§ EXERCISE PROMPT
Write out the material exactly, leaving every picture behind.

§ EXERCISE MATERIAL
-- -- --

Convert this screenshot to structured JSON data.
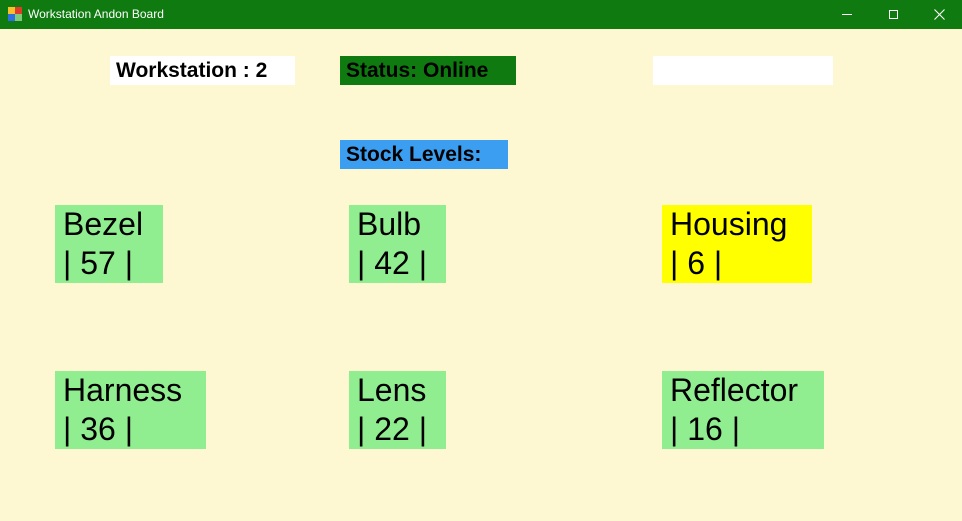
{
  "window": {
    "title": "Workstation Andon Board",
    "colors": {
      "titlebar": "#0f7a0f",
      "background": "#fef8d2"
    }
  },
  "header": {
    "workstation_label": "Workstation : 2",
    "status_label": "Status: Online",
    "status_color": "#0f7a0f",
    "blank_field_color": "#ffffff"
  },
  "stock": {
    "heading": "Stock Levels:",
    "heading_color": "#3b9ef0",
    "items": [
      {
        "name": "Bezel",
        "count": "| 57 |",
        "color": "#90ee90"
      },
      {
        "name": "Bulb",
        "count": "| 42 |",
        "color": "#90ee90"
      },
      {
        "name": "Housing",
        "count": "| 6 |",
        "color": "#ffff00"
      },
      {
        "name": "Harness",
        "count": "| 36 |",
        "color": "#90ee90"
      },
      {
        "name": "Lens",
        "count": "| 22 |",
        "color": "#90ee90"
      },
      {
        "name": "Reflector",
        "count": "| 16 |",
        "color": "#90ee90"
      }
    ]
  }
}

-- -- --

§ RESPONSE TO THE EXERCISE
Convert this screenshot to structured JSON data.
{
  "window": {
    "title": "Workstation Andon Board",
    "colors": {
      "titlebar": "#0f7a0f",
      "background": "#fef8d2"
    }
  },
  "header": {
    "workstation_label": "Workstation : 2",
    "status_label": "Status: Online",
    "status_color": "#0f7a0f",
    "blank_field_color": "#ffffff"
  },
  "stock": {
    "heading": "Stock Levels:",
    "heading_color": "#3b9ef0",
    "items": [
      {
        "name": "Bezel",
        "count": "| 57 |",
        "color": "#90ee90"
      },
      {
        "name": "Bulb",
        "count": "| 42 |",
        "color": "#90ee90"
      },
      {
        "name": "Housing",
        "count": "| 6 |",
        "color": "#ffff00"
      },
      {
        "name": "Harness",
        "count": "| 36 |",
        "color": "#90ee90"
      },
      {
        "name": "Lens",
        "count": "| 22 |",
        "color": "#90ee90"
      },
      {
        "name": "Reflector",
        "count": "| 16 |",
        "color": "#90ee90"
      }
    ]
  }
}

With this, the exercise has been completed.